====== Exercise material ======

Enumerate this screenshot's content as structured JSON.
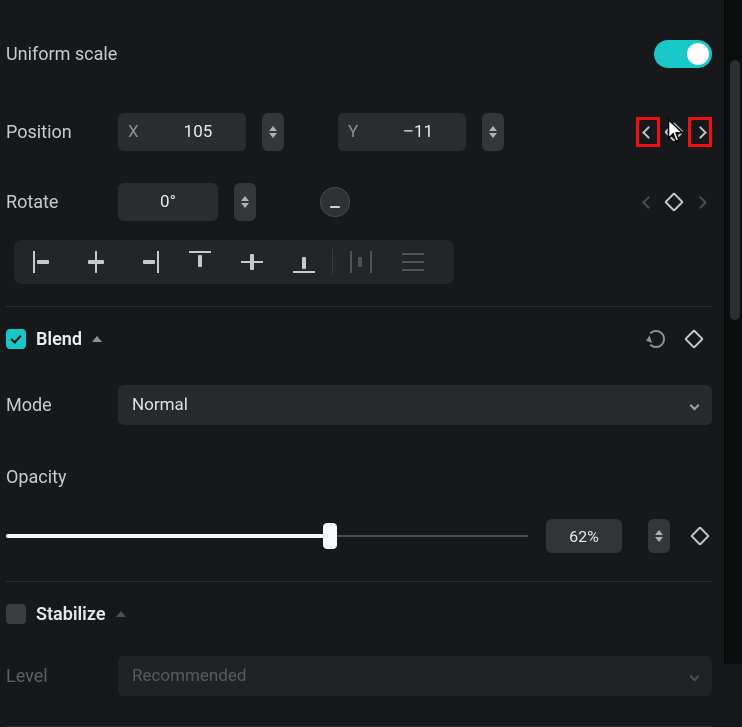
{
  "uniform_scale": {
    "label": "Uniform scale",
    "on": true
  },
  "position": {
    "label": "Position",
    "x_label": "X",
    "x_value": "105",
    "y_label": "Y",
    "y_value": "–11"
  },
  "rotate": {
    "label": "Rotate",
    "value": "0°"
  },
  "blend": {
    "title": "Blend",
    "mode_label": "Mode",
    "mode_value": "Normal",
    "opacity_label": "Opacity",
    "opacity_value": "62%",
    "opacity_pct": 62
  },
  "stabilize": {
    "title": "Stabilize",
    "level_label": "Level",
    "level_value": "Recommended"
  }
}
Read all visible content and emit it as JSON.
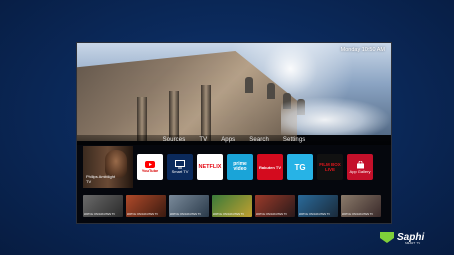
{
  "status": {
    "time": "Monday 10:50 AM"
  },
  "menu": [
    {
      "id": "sources",
      "label": "Sources"
    },
    {
      "id": "tv",
      "label": "TV"
    },
    {
      "id": "apps",
      "label": "Apps"
    },
    {
      "id": "search",
      "label": "Search"
    },
    {
      "id": "settings",
      "label": "Settings"
    }
  ],
  "featured": {
    "label": "Philips Ambilight TV"
  },
  "apps": [
    {
      "id": "youtube",
      "label": "YouTube",
      "bg": "#ffffff",
      "fg": "#d70000"
    },
    {
      "id": "smart-tv",
      "label": "Smart TV",
      "bg": "#0b2a5c",
      "fg": "#ffffff"
    },
    {
      "id": "netflix",
      "label": "NETFLIX",
      "bg": "#ffffff",
      "fg": "#e50914"
    },
    {
      "id": "prime-video",
      "label": "prime video",
      "bg": "#1aa4d8",
      "fg": "#ffffff"
    },
    {
      "id": "rakuten",
      "label": "Rakuten TV",
      "bg": "#d40b1e",
      "fg": "#ffffff"
    },
    {
      "id": "tg",
      "label": "TG",
      "bg": "#27b3e6",
      "fg": "#ffffff"
    },
    {
      "id": "filmbox",
      "label": "FILM BOX LIVE",
      "bg": "#111111",
      "fg": "#e0161c"
    },
    {
      "id": "app-gallery",
      "label": "App Gallery",
      "bg": "#c4102a",
      "fg": "#ffffff"
    }
  ],
  "videos": [
    {
      "caption": "WATCH ON RAKUTEN TV",
      "bg": "linear-gradient(135deg,#6a6a6a,#2a2a2a)"
    },
    {
      "caption": "WATCH ON RAKUTEN TV",
      "bg": "linear-gradient(135deg,#b04a2a,#3a1a10)"
    },
    {
      "caption": "WATCH ON RAKUTEN TV",
      "bg": "linear-gradient(135deg,#7a8a9a,#2a3a4a)"
    },
    {
      "caption": "WATCH ON RAKUTEN TV",
      "bg": "linear-gradient(135deg,#3a7a3a,#c0a030)"
    },
    {
      "caption": "WATCH ON RAKUTEN TV",
      "bg": "linear-gradient(135deg,#9a3a2a,#2a1a1a)"
    },
    {
      "caption": "WATCH ON RAKUTEN TV",
      "bg": "linear-gradient(135deg,#2a6a9a,#1a2a3a)"
    },
    {
      "caption": "WATCH ON RAKUTEN TV",
      "bg": "linear-gradient(135deg,#8a7a6a,#3a2a2a)"
    }
  ],
  "brand": {
    "name": "Saphi",
    "sub": "SMART TV"
  }
}
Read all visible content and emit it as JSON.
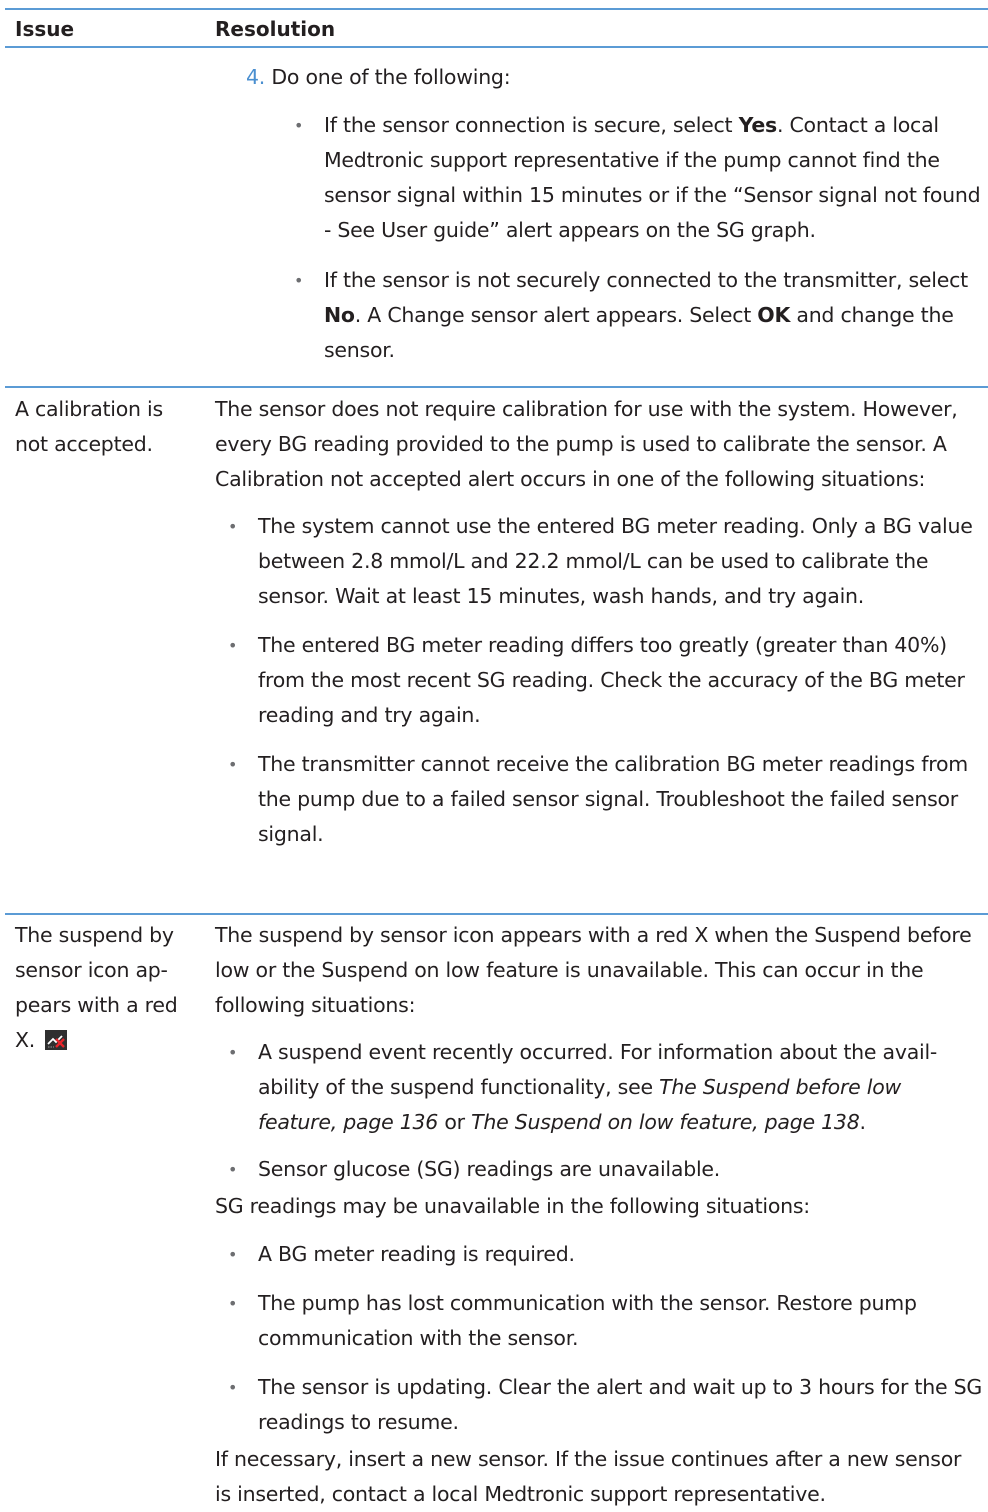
{
  "table": {
    "headers": {
      "issue": "Issue",
      "resolution": "Resolution"
    },
    "row_continuation": {
      "step_number": "4.",
      "step_text": "Do one of the following:",
      "bullet1": {
        "pre": "If the sensor connection is secure, select ",
        "bold": "Yes",
        "post": ". Contact a local Medtronic support representative if the pump cannot find the sensor signal within 15 minutes or if the “Sensor signal not found - See User guide” alert appears on the SG graph."
      },
      "bullet2": {
        "pre": "If the sensor is not securely connected to the transmitter, select ",
        "bold1": "No",
        "mid": ". A Change sensor alert appears. Select ",
        "bold2": "OK",
        "post": " and change the sensor."
      }
    },
    "row_calibration": {
      "issue": "A calibration is not accepted.",
      "intro": "The sensor does not require calibration for use with the system. However, every BG reading provided to the pump is used to calibrate the sensor. A Calibration not accepted alert occurs in one of the following situations:",
      "bullets": [
        "The system cannot use the entered BG meter reading. Only a BG value between 2.8 mmol/L and 22.2 mmol/L can be used to calibrate the sensor. Wait at least 15 minutes, wash hands, and try again.",
        "The entered BG meter reading differs too greatly (greater than 40%) from the most recent SG reading. Check the accuracy of the BG meter reading and try again.",
        "The transmitter cannot receive the calibration BG meter readings from the pump due to a failed sensor signal. Troubleshoot the failed sensor signal."
      ]
    },
    "row_suspend": {
      "issue": "The suspend by sensor icon ap-pears with a red X.",
      "intro": "The suspend by sensor icon appears with a red X when the Suspend before low or the Suspend on low feature is unavailable. This can occur in the following situations:",
      "bullet1": {
        "pre": "A suspend event recently occurred. For information about the avail-ability of the suspend functionality, see ",
        "ref1": "The Suspend before low feature, page 136",
        "mid": " or ",
        "ref2": "The Suspend on low feature, page 138",
        "post": "."
      },
      "bullet2": "Sensor glucose (SG) readings are unavailable.",
      "sub_intro": "SG readings may be unavailable in the following situations:",
      "sub_bullets": [
        "A BG meter reading is required.",
        "The pump has lost communication with the sensor. Restore pump communication with the sensor.",
        "The sensor is updating. Clear the alert and wait up to 3 hours for the SG readings to resume."
      ],
      "outro": "If necessary, insert a new sensor. If the issue continues after a new sensor is inserted, contact a local Medtronic support representative."
    },
    "icons": {
      "suspend_icon": "suspend-by-sensor-unavailable-icon",
      "accent_color": "#5b9bd5",
      "x_color": "#e8242a"
    }
  }
}
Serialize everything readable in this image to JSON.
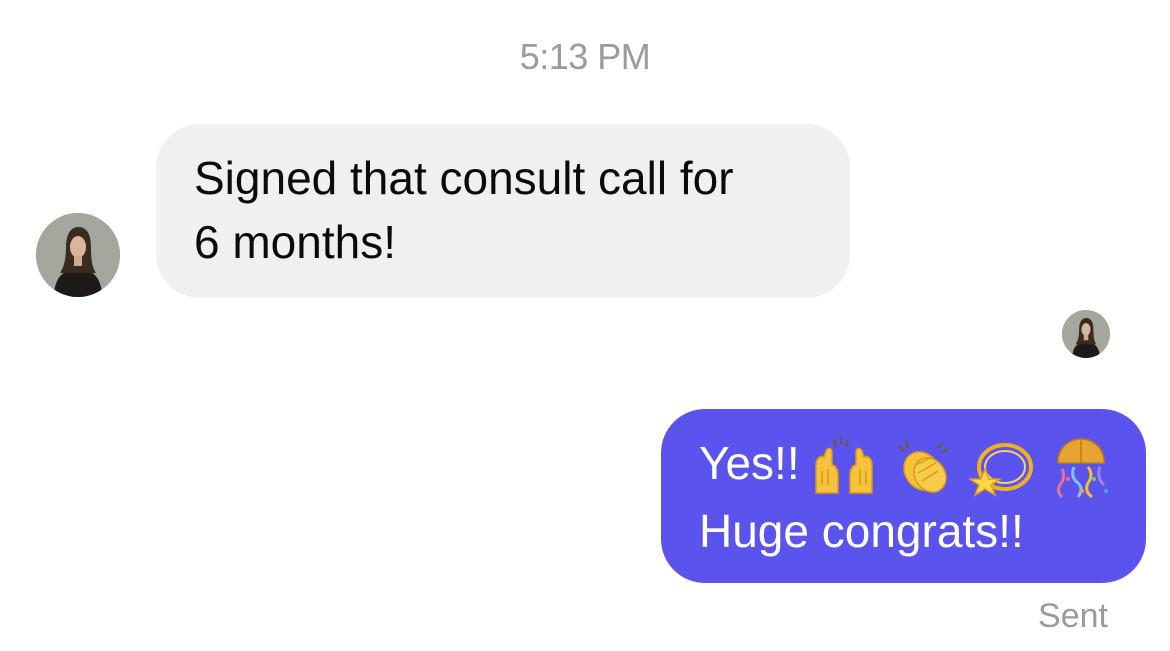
{
  "conversation": {
    "timestamp": "5:13 PM",
    "incoming": {
      "line1": "Signed that consult call for",
      "line2": "6 months!",
      "avatar": "contact-avatar"
    },
    "outgoing": {
      "line1": "Yes!!",
      "emojis": [
        "raising-hands-emoji",
        "clapping-hands-emoji",
        "dizzy-star-emoji",
        "confetti-ball-emoji"
      ],
      "line2": "Huge congrats!!",
      "status": "Sent",
      "read_avatar": "contact-read-avatar"
    }
  },
  "colors": {
    "incoming_bubble": "#f0f0f0",
    "outgoing_bubble": "#5b53ee",
    "meta_text": "#9a9a9f"
  }
}
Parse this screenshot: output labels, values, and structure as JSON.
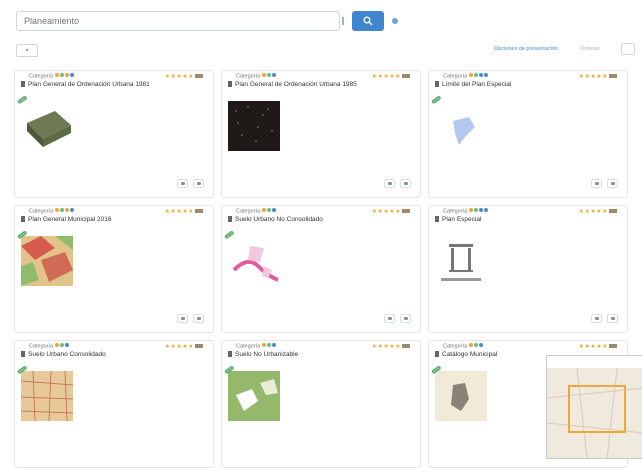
{
  "search": {
    "placeholder": "Planeamiento"
  },
  "toolbar": {
    "filter_label": "",
    "link_primary": "Opciones de presentación",
    "link_secondary": "Ordenar"
  },
  "cards": [
    {
      "category": "Categoría",
      "title": "Plan General de Ordenación Urbana 1981"
    },
    {
      "category": "Categoría",
      "title": "Plan General de Ordenación Urbana 1985"
    },
    {
      "category": "Categoría",
      "title": "Límite del Plan Especial"
    },
    {
      "category": "Categoría",
      "title": "Plan General Municipal 2016"
    },
    {
      "category": "Categoría",
      "title": "Suelo Urbano No Consolidado"
    },
    {
      "category": "Categoría",
      "title": "Plan Especial"
    },
    {
      "category": "Categoría",
      "title": "Suelo Urbano Consolidado"
    },
    {
      "category": "Categoría",
      "title": "Suelo No Urbanizable"
    },
    {
      "category": "Categoría",
      "title": "Catálogo Municipal"
    }
  ],
  "colors": {
    "accent": "#3f86cf",
    "badge": "#7cc48a",
    "star": "#f0a63a"
  }
}
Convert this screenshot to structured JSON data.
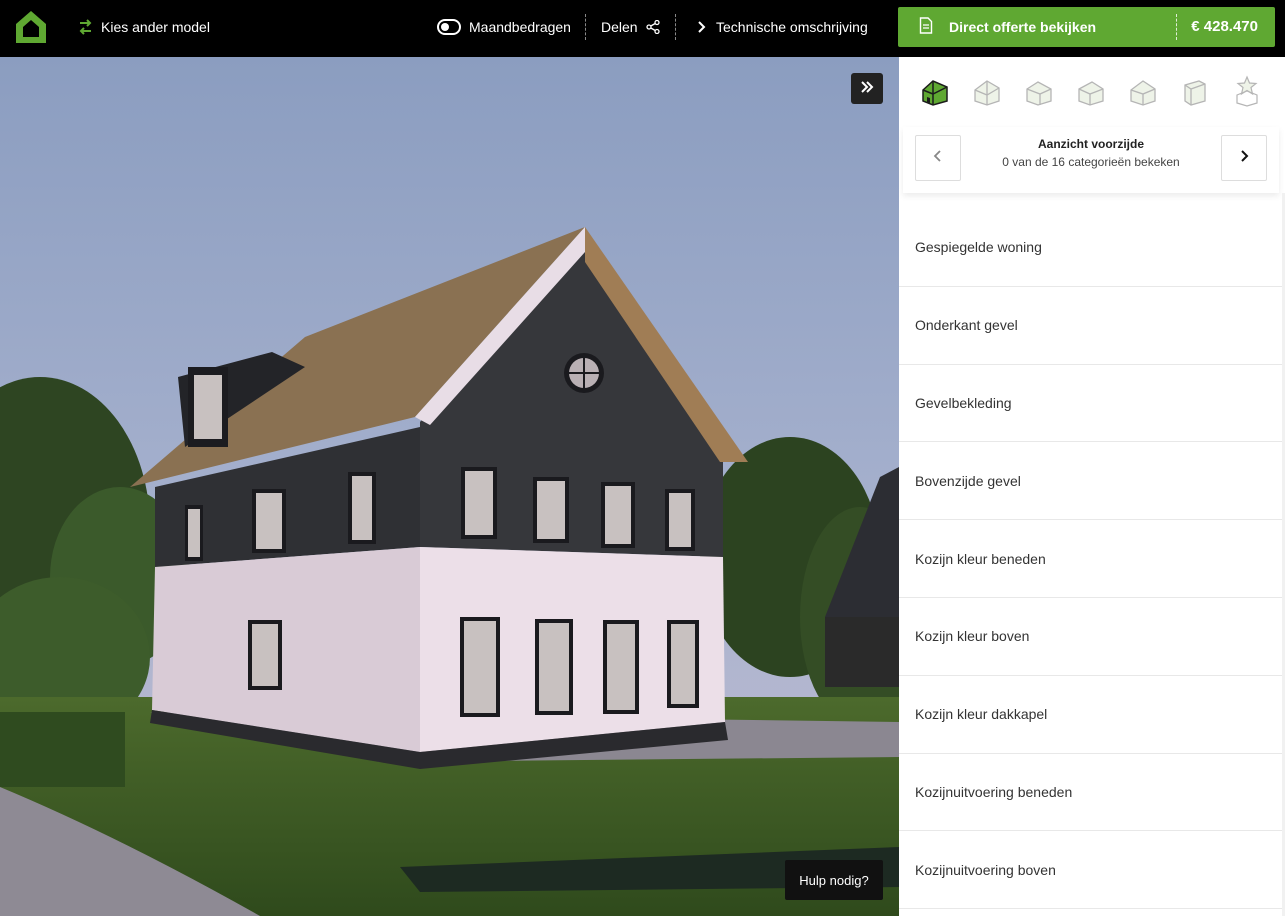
{
  "header": {
    "logo_icon": "house-logo-icon",
    "change_model_label": "Kies ander model",
    "monthly_toggle_label": "Maandbedragen",
    "share_label": "Delen",
    "tech_description_label": "Technische omschrijving",
    "cta_label": "Direct offerte bekijken",
    "price": "€ 428.470"
  },
  "colors": {
    "brand_green": "#5fa832",
    "topbar_bg": "#000000"
  },
  "viewer": {
    "help_label": "Hulp nodig?"
  },
  "sidebar": {
    "views": [
      {
        "icon": "house-front-view-icon",
        "active": true
      },
      {
        "icon": "house-side-view-icon",
        "active": false
      },
      {
        "icon": "house-back-view-icon",
        "active": false
      },
      {
        "icon": "house-side-view-2-icon",
        "active": false
      },
      {
        "icon": "house-roof-view-icon",
        "active": false
      },
      {
        "icon": "interior-view-icon",
        "active": false
      },
      {
        "icon": "extras-star-icon",
        "active": false
      }
    ],
    "nav": {
      "title": "Aanzicht voorzijde",
      "subtitle": "0 van de 16 categorieën bekeken"
    },
    "categories": [
      "Gespiegelde woning",
      "Onderkant gevel",
      "Gevelbekleding",
      "Bovenzijde gevel",
      "Kozijn kleur beneden",
      "Kozijn kleur boven",
      "Kozijn kleur dakkapel",
      "Kozijnuitvoering beneden",
      "Kozijnuitvoering boven"
    ]
  }
}
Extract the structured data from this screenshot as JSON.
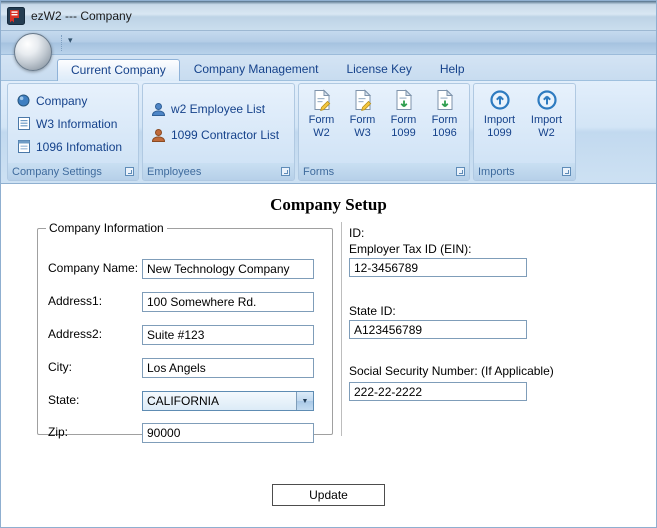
{
  "window": {
    "title": "ezW2 --- Company"
  },
  "tabs": {
    "items": [
      {
        "label": "Current Company"
      },
      {
        "label": "Company Management"
      },
      {
        "label": "License Key"
      },
      {
        "label": "Help"
      }
    ]
  },
  "ribbon": {
    "company_settings": {
      "caption": "Company Settings",
      "items": [
        {
          "label": "Company"
        },
        {
          "label": "W3 Information"
        },
        {
          "label": "1096 Infomation"
        }
      ]
    },
    "employees": {
      "caption": "Employees",
      "items": [
        {
          "label": "w2 Employee List"
        },
        {
          "label": "1099 Contractor List"
        }
      ]
    },
    "forms": {
      "caption": "Forms",
      "items": [
        {
          "line1": "Form",
          "line2": "W2"
        },
        {
          "line1": "Form",
          "line2": "W3"
        },
        {
          "line1": "Form",
          "line2": "1099"
        },
        {
          "line1": "Form",
          "line2": "1096"
        }
      ]
    },
    "imports": {
      "caption": "Imports",
      "items": [
        {
          "line1": "Import",
          "line2": "1099"
        },
        {
          "line1": "Import",
          "line2": "W2"
        }
      ]
    }
  },
  "main": {
    "title": "Company Setup",
    "company_info": {
      "legend": "Company Information",
      "company_name": {
        "label": "Company Name:",
        "value": "New Technology Company"
      },
      "address1": {
        "label": "Address1:",
        "value": "100 Somewhere Rd."
      },
      "address2": {
        "label": "Address2:",
        "value": "Suite #123"
      },
      "city": {
        "label": "City:",
        "value": "Los Angels"
      },
      "state": {
        "label": "State:",
        "value": "CALIFORNIA"
      },
      "zip": {
        "label": "Zip:",
        "value": "90000"
      }
    },
    "ids": {
      "heading": "ID:",
      "ein": {
        "label": "Employer Tax ID (EIN):",
        "value": "12-3456789"
      },
      "state_id": {
        "label": "State ID:",
        "value": "A123456789"
      },
      "ssn": {
        "label": "Social Security Number: (If Applicable)",
        "value": "222-22-2222"
      }
    },
    "update_button": "Update"
  },
  "colors": {
    "ribbon_text": "#15428b",
    "input_border": "#7f9db9",
    "app_icon_red": "#d83427"
  }
}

======

Check each line of the records above for the word "Suelo", then give the number of lines that have it, with no other words.

3